* RECORDS PROVIDED:
[Start]

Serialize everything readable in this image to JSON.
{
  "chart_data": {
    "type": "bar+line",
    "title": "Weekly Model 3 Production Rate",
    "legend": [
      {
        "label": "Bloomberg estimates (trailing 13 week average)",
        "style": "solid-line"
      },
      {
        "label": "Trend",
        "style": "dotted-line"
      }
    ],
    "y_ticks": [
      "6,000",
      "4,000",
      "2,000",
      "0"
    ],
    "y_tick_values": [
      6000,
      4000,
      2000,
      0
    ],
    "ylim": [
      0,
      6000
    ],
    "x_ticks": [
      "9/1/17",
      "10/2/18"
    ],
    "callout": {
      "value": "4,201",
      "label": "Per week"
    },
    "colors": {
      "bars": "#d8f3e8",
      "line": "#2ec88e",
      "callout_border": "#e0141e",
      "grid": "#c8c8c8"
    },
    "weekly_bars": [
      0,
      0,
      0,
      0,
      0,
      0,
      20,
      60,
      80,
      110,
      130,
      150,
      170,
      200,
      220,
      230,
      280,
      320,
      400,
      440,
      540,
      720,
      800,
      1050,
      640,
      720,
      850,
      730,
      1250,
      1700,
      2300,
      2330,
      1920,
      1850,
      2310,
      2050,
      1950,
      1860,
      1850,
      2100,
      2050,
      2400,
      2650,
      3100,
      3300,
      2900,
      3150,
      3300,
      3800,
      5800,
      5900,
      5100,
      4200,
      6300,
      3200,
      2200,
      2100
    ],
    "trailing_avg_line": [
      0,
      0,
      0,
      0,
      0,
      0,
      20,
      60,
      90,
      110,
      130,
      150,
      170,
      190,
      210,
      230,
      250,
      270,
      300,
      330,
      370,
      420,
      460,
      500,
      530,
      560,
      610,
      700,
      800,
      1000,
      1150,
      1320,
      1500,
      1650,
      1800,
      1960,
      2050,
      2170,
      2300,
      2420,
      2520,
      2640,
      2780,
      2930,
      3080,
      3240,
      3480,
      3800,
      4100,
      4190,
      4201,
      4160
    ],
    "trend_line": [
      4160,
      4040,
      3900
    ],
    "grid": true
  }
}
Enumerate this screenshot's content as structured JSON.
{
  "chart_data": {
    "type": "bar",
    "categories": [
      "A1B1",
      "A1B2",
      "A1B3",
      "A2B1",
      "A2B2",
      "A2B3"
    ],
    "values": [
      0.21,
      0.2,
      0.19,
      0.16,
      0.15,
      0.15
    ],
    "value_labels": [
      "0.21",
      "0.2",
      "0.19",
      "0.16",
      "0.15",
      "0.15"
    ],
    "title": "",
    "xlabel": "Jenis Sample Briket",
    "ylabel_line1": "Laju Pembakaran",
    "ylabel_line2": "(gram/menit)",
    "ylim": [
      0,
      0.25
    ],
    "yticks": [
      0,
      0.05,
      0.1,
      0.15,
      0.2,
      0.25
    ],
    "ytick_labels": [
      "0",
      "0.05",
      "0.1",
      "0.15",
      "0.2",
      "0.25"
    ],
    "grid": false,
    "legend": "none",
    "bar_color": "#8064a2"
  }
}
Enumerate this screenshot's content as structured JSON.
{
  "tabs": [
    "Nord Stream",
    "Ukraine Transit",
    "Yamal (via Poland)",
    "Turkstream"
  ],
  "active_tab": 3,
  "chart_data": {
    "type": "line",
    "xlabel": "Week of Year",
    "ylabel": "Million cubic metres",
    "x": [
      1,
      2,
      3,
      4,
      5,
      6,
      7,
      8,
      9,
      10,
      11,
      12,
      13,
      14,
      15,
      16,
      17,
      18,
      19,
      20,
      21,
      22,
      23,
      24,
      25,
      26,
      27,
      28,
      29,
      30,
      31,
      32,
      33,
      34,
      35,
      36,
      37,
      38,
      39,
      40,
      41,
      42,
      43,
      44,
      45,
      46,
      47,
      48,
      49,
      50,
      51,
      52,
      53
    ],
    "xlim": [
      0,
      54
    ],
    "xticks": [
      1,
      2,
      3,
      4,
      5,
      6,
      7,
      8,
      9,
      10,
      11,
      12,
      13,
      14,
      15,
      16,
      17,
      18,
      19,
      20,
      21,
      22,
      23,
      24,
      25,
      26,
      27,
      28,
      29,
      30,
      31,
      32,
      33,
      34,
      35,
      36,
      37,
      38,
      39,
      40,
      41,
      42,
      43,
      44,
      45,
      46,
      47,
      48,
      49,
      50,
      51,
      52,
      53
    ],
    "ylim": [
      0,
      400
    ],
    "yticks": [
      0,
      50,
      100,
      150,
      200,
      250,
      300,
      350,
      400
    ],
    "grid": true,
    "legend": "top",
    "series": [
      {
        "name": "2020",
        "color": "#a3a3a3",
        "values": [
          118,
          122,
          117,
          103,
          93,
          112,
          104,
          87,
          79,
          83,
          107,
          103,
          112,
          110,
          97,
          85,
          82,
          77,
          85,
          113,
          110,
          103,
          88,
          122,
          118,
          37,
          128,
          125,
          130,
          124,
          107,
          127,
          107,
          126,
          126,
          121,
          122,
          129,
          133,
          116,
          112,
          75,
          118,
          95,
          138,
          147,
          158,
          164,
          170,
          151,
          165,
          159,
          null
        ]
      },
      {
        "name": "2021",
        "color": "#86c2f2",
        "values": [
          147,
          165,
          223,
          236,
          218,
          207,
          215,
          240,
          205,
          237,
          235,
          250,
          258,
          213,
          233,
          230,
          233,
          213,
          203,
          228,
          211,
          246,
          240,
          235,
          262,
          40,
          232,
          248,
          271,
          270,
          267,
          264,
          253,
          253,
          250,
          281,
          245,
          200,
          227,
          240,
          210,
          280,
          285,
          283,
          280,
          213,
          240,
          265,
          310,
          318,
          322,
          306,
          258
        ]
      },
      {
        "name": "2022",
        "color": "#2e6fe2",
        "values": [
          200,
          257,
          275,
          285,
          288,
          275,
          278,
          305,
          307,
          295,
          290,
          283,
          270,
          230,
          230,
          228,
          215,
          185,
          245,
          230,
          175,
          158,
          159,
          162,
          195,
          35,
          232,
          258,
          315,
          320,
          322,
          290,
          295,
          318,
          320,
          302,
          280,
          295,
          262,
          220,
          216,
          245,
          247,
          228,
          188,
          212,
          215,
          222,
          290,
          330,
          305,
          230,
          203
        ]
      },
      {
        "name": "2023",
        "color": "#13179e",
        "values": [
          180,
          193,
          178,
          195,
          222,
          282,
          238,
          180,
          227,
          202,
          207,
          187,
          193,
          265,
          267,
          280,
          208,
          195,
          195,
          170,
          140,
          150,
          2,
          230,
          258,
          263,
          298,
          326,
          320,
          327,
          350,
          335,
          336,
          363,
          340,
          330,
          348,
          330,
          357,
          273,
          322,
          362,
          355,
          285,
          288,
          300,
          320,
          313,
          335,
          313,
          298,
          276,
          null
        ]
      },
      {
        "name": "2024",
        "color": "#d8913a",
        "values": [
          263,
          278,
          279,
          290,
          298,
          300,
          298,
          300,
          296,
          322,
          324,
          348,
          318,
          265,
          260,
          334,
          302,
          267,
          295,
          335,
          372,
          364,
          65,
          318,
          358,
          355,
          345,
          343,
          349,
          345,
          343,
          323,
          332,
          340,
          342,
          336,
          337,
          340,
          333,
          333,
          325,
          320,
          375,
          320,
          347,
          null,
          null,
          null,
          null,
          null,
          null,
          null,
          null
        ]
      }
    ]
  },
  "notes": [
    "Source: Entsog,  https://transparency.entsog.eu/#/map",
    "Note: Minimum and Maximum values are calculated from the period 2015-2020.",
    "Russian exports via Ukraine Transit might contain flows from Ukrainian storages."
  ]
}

[End]

* PROBLEM DESCRIPTION:
Exactly as written, please output every entry.

* FINAL ANSWER:
Serialize everything readable in this image to JSON.
{
  "chart_data": {
    "type": "bar+line",
    "title": "Weekly Model 3 Production Rate",
    "legend": [
      {
        "label": "Bloomberg estimates (trailing 13 week average)",
        "style": "solid-line"
      },
      {
        "label": "Trend",
        "style": "dotted-line"
      }
    ],
    "y_ticks": [
      "6,000",
      "4,000",
      "2,000",
      "0"
    ],
    "y_tick_values": [
      6000,
      4000,
      2000,
      0
    ],
    "ylim": [
      0,
      6000
    ],
    "x_ticks": [
      "9/1/17",
      "10/2/18"
    ],
    "callout": {
      "value": "4,201",
      "label": "Per week"
    },
    "colors": {
      "bars": "#d8f3e8",
      "line": "#2ec88e",
      "callout_border": "#e0141e",
      "grid": "#c8c8c8"
    },
    "weekly_bars": [
      0,
      0,
      0,
      0,
      0,
      0,
      20,
      60,
      80,
      110,
      130,
      150,
      170,
      200,
      220,
      230,
      280,
      320,
      400,
      440,
      540,
      720,
      800,
      1050,
      640,
      720,
      850,
      730,
      1250,
      1700,
      2300,
      2330,
      1920,
      1850,
      2310,
      2050,
      1950,
      1860,
      1850,
      2100,
      2050,
      2400,
      2650,
      3100,
      3300,
      2900,
      3150,
      3300,
      3800,
      5800,
      5900,
      5100,
      4200,
      6300,
      3200,
      2200,
      2100
    ],
    "trailing_avg_line": [
      0,
      0,
      0,
      0,
      0,
      0,
      20,
      60,
      90,
      110,
      130,
      150,
      170,
      190,
      210,
      230,
      250,
      270,
      300,
      330,
      370,
      420,
      460,
      500,
      530,
      560,
      610,
      700,
      800,
      1000,
      1150,
      1320,
      1500,
      1650,
      1800,
      1960,
      2050,
      2170,
      2300,
      2420,
      2520,
      2640,
      2780,
      2930,
      3080,
      3240,
      3480,
      3800,
      4100,
      4190,
      4201,
      4160
    ],
    "trend_line": [
      4160,
      4040,
      3900
    ],
    "grid": true
  }
}
Enumerate this screenshot's content as structured JSON.
{
  "chart_data": {
    "type": "bar",
    "categories": [
      "A1B1",
      "A1B2",
      "A1B3",
      "A2B1",
      "A2B2",
      "A2B3"
    ],
    "values": [
      0.21,
      0.2,
      0.19,
      0.16,
      0.15,
      0.15
    ],
    "value_labels": [
      "0.21",
      "0.2",
      "0.19",
      "0.16",
      "0.15",
      "0.15"
    ],
    "title": "",
    "xlabel": "Jenis Sample Briket",
    "ylabel_line1": "Laju Pembakaran",
    "ylabel_line2": "(gram/menit)",
    "ylim": [
      0,
      0.25
    ],
    "yticks": [
      0,
      0.05,
      0.1,
      0.15,
      0.2,
      0.25
    ],
    "ytick_labels": [
      "0",
      "0.05",
      "0.1",
      "0.15",
      "0.2",
      "0.25"
    ],
    "grid": false,
    "legend": "none",
    "bar_color": "#8064a2"
  }
}
Enumerate this screenshot's content as structured JSON.
{
  "tabs": [
    "Nord Stream",
    "Ukraine Transit",
    "Yamal (via Poland)",
    "Turkstream"
  ],
  "active_tab": 3,
  "chart_data": {
    "type": "line",
    "xlabel": "Week of Year",
    "ylabel": "Million cubic metres",
    "x": [
      1,
      2,
      3,
      4,
      5,
      6,
      7,
      8,
      9,
      10,
      11,
      12,
      13,
      14,
      15,
      16,
      17,
      18,
      19,
      20,
      21,
      22,
      23,
      24,
      25,
      26,
      27,
      28,
      29,
      30,
      31,
      32,
      33,
      34,
      35,
      36,
      37,
      38,
      39,
      40,
      41,
      42,
      43,
      44,
      45,
      46,
      47,
      48,
      49,
      50,
      51,
      52,
      53
    ],
    "xlim": [
      0,
      54
    ],
    "xticks": [
      1,
      2,
      3,
      4,
      5,
      6,
      7,
      8,
      9,
      10,
      11,
      12,
      13,
      14,
      15,
      16,
      17,
      18,
      19,
      20,
      21,
      22,
      23,
      24,
      25,
      26,
      27,
      28,
      29,
      30,
      31,
      32,
      33,
      34,
      35,
      36,
      37,
      38,
      39,
      40,
      41,
      42,
      43,
      44,
      45,
      46,
      47,
      48,
      49,
      50,
      51,
      52,
      53
    ],
    "ylim": [
      0,
      400
    ],
    "yticks": [
      0,
      50,
      100,
      150,
      200,
      250,
      300,
      350,
      400
    ],
    "grid": true,
    "legend": "top",
    "series": [
      {
        "name": "2020",
        "color": "#a3a3a3",
        "values": [
          118,
          122,
          117,
          103,
          93,
          112,
          104,
          87,
          79,
          83,
          107,
          103,
          112,
          110,
          97,
          85,
          82,
          77,
          85,
          113,
          110,
          103,
          88,
          122,
          118,
          37,
          128,
          125,
          130,
          124,
          107,
          127,
          107,
          126,
          126,
          121,
          122,
          129,
          133,
          116,
          112,
          75,
          118,
          95,
          138,
          147,
          158,
          164,
          170,
          151,
          165,
          159,
          null
        ]
      },
      {
        "name": "2021",
        "color": "#86c2f2",
        "values": [
          147,
          165,
          223,
          236,
          218,
          207,
          215,
          240,
          205,
          237,
          235,
          250,
          258,
          213,
          233,
          230,
          233,
          213,
          203,
          228,
          211,
          246,
          240,
          235,
          262,
          40,
          232,
          248,
          271,
          270,
          267,
          264,
          253,
          253,
          250,
          281,
          245,
          200,
          227,
          240,
          210,
          280,
          285,
          283,
          280,
          213,
          240,
          265,
          310,
          318,
          322,
          306,
          258
        ]
      },
      {
        "name": "2022",
        "color": "#2e6fe2",
        "values": [
          200,
          257,
          275,
          285,
          288,
          275,
          278,
          305,
          307,
          295,
          290,
          283,
          270,
          230,
          230,
          228,
          215,
          185,
          245,
          230,
          175,
          158,
          159,
          162,
          195,
          35,
          232,
          258,
          315,
          320,
          322,
          290,
          295,
          318,
          320,
          302,
          280,
          295,
          262,
          220,
          216,
          245,
          247,
          228,
          188,
          212,
          215,
          222,
          290,
          330,
          305,
          230,
          203
        ]
      },
      {
        "name": "2023",
        "color": "#13179e",
        "values": [
          180,
          193,
          178,
          195,
          222,
          282,
          238,
          180,
          227,
          202,
          207,
          187,
          193,
          265,
          267,
          280,
          208,
          195,
          195,
          170,
          140,
          150,
          2,
          230,
          258,
          263,
          298,
          326,
          320,
          327,
          350,
          335,
          336,
          363,
          340,
          330,
          348,
          330,
          357,
          273,
          322,
          362,
          355,
          285,
          288,
          300,
          320,
          313,
          335,
          313,
          298,
          276,
          null
        ]
      },
      {
        "name": "2024",
        "color": "#d8913a",
        "values": [
          263,
          278,
          279,
          290,
          298,
          300,
          298,
          300,
          296,
          322,
          324,
          348,
          318,
          265,
          260,
          334,
          302,
          267,
          295,
          335,
          372,
          364,
          65,
          318,
          358,
          355,
          345,
          343,
          349,
          345,
          343,
          323,
          332,
          340,
          342,
          336,
          337,
          340,
          333,
          333,
          325,
          320,
          375,
          320,
          347,
          null,
          null,
          null,
          null,
          null,
          null,
          null,
          null
        ]
      }
    ]
  },
  "notes": [
    "Source: Entsog,  https://transparency.entsog.eu/#/map",
    "Note: Minimum and Maximum values are calculated from the period 2015-2020.",
    "Russian exports via Ukraine Transit might contain flows from Ukrainian storages."
  ]
}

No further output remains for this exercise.